(Excerpt from a dataset)
-=-=-

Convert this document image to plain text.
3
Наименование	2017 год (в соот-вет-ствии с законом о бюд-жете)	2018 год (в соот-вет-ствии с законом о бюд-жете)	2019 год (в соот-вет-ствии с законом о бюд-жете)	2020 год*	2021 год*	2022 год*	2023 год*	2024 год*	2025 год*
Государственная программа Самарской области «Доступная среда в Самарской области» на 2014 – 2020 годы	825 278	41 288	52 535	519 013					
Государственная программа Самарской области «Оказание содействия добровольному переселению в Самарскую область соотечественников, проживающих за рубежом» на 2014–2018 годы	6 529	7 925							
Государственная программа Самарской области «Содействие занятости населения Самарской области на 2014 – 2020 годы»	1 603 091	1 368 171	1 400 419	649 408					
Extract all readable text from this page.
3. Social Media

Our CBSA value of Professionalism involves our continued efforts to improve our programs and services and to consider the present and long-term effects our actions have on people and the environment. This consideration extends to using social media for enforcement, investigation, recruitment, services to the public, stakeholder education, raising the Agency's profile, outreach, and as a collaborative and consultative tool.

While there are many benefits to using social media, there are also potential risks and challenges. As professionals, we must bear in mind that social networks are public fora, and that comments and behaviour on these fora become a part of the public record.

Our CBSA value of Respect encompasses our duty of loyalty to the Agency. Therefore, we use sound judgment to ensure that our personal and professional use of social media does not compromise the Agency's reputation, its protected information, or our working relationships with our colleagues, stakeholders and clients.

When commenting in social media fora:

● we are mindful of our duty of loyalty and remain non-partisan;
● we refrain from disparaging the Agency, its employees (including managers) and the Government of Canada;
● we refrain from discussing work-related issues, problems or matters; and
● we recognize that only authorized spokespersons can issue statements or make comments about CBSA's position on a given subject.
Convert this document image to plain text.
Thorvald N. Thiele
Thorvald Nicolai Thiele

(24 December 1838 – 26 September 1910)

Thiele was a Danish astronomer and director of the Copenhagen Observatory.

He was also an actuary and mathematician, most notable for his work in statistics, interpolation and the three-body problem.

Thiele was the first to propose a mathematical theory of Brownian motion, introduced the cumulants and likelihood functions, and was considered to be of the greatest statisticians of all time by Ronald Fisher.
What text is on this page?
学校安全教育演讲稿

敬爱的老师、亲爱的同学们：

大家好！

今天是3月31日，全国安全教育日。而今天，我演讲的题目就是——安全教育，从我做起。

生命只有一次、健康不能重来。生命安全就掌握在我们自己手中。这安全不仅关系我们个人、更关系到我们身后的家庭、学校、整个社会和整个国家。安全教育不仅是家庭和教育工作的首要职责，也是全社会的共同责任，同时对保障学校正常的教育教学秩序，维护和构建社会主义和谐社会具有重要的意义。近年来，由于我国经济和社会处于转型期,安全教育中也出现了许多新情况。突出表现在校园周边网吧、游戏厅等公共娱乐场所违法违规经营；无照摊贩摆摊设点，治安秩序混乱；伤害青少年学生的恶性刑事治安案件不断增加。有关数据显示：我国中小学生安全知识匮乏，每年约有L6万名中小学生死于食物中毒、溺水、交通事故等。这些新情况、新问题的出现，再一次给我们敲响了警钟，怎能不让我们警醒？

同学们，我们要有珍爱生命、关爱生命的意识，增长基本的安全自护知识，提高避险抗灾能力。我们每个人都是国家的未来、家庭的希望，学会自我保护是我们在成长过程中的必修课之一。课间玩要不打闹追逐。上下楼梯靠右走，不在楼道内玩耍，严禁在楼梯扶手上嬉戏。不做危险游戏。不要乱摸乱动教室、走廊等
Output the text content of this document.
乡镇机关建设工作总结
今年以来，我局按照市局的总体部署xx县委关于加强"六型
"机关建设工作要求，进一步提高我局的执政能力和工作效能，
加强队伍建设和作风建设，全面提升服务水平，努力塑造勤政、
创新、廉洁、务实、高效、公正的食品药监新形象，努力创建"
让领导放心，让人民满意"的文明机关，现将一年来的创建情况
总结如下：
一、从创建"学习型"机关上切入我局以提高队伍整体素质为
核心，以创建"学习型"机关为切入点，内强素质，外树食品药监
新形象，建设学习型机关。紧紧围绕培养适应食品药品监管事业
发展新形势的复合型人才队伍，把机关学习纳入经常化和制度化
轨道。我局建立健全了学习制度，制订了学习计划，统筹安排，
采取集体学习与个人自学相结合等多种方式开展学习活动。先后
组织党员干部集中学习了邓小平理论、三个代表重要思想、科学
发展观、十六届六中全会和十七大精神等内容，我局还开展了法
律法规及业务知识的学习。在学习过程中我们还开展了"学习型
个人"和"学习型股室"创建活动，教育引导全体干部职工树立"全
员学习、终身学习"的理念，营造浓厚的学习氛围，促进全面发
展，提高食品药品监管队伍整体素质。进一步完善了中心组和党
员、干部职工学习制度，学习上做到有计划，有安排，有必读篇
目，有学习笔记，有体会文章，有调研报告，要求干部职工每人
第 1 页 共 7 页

-=-=-

Extract the complete listing above, reproducing each line exactly.

Convert this document image to plain text.
3
Наименование	2017 год (в соот-вет-ствии с законом о бюд-жете)	2018 год (в соот-вет-ствии с законом о бюд-жете)	2019 год (в соот-вет-ствии с законом о бюд-жете)	2020 год*	2021 год*	2022 год*	2023 год*	2024 год*	2025 год*
Государственная программа Самарской области «Доступная среда в Самарской области» на 2014 – 2020 годы	825 278	41 288	52 535	519 013					
Государственная программа Самарской области «Оказание содействия добровольному переселению в Самарскую область соотечественников, проживающих за рубежом» на 2014–2018 годы	6 529	7 925							
Государственная программа Самарской области «Содействие занятости населения Самарской области на 2014 – 2020 годы»	1 603 091	1 368 171	1 400 419	649 408					
Extract all readable text from this page.
3. Social Media

Our CBSA value of Professionalism involves our continued efforts to improve our programs and services and to consider the present and long-term effects our actions have on people and the environment. This consideration extends to using social media for enforcement, investigation, recruitment, services to the public, stakeholder education, raising the Agency's profile, outreach, and as a collaborative and consultative tool.

While there are many benefits to using social media, there are also potential risks and challenges. As professionals, we must bear in mind that social networks are public fora, and that comments and behaviour on these fora become a part of the public record.

Our CBSA value of Respect encompasses our duty of loyalty to the Agency. Therefore, we use sound judgment to ensure that our personal and professional use of social media does not compromise the Agency's reputation, its protected information, or our working relationships with our colleagues, stakeholders and clients.

When commenting in social media fora:

● we are mindful of our duty of loyalty and remain non-partisan;
● we refrain from disparaging the Agency, its employees (including managers) and the Government of Canada;
● we refrain from discussing work-related issues, problems or matters; and
● we recognize that only authorized spokespersons can issue statements or make comments about CBSA's position on a given subject.
Convert this document image to plain text.
Thorvald N. Thiele
Thorvald Nicolai Thiele

(24 December 1838 – 26 September 1910)

Thiele was a Danish astronomer and director of the Copenhagen Observatory.

He was also an actuary and mathematician, most notable for his work in statistics, interpolation and the three-body problem.

Thiele was the first to propose a mathematical theory of Brownian motion, introduced the cumulants and likelihood functions, and was considered to be of the greatest statisticians of all time by Ronald Fisher.
What text is on this page?
学校安全教育演讲稿

敬爱的老师、亲爱的同学们：

大家好！

今天是3月31日，全国安全教育日。而今天，我演讲的题目就是——安全教育，从我做起。

生命只有一次、健康不能重来。生命安全就掌握在我们自己手中。这安全不仅关系我们个人、更关系到我们身后的家庭、学校、整个社会和整个国家。安全教育不仅是家庭和教育工作的首要职责，也是全社会的共同责任，同时对保障学校正常的教育教学秩序，维护和构建社会主义和谐社会具有重要的意义。近年来，由于我国经济和社会处于转型期,安全教育中也出现了许多新情况。突出表现在校园周边网吧、游戏厅等公共娱乐场所违法违规经营；无照摊贩摆摊设点，治安秩序混乱；伤害青少年学生的恶性刑事治安案件不断增加。有关数据显示：我国中小学生安全知识匮乏，每年约有L6万名中小学生死于食物中毒、溺水、交通事故等。这些新情况、新问题的出现，再一次给我们敲响了警钟，怎能不让我们警醒？

同学们，我们要有珍爱生命、关爱生命的意识，增长基本的安全自护知识，提高避险抗灾能力。我们每个人都是国家的未来、家庭的希望，学会自我保护是我们在成长过程中的必修课之一。课间玩要不打闹追逐。上下楼梯靠右走，不在楼道内玩耍，严禁在楼梯扶手上嬉戏。不做危险游戏。不要乱摸乱动教室、走廊等
Output the text content of this document.
乡镇机关建设工作总结
今年以来，我局按照市局的总体部署xx县委关于加强"六型
"机关建设工作要求，进一步提高我局的执政能力和工作效能，
加强队伍建设和作风建设，全面提升服务水平，努力塑造勤政、
创新、廉洁、务实、高效、公正的食品药监新形象，努力创建"
让领导放心，让人民满意"的文明机关，现将一年来的创建情况
总结如下：
一、从创建"学习型"机关上切入我局以提高队伍整体素质为
核心，以创建"学习型"机关为切入点，内强素质，外树食品药监
新形象，建设学习型机关。紧紧围绕培养适应食品药品监管事业
发展新形势的复合型人才队伍，把机关学习纳入经常化和制度化
轨道。我局建立健全了学习制度，制订了学习计划，统筹安排，
采取集体学习与个人自学相结合等多种方式开展学习活动。先后
组织党员干部集中学习了邓小平理论、三个代表重要思想、科学
发展观、十六届六中全会和十七大精神等内容，我局还开展了法
律法规及业务知识的学习。在学习过程中我们还开展了"学习型
个人"和"学习型股室"创建活动，教育引导全体干部职工树立"全
员学习、终身学习"的理念，营造浓厚的学习氛围，促进全面发
展，提高食品药品监管队伍整体素质。进一步完善了中心组和党
员、干部职工学习制度，学习上做到有计划，有安排，有必读篇
目，有学习笔记，有体会文章，有调研报告，要求干部职工每人
第 1 页 共 7 页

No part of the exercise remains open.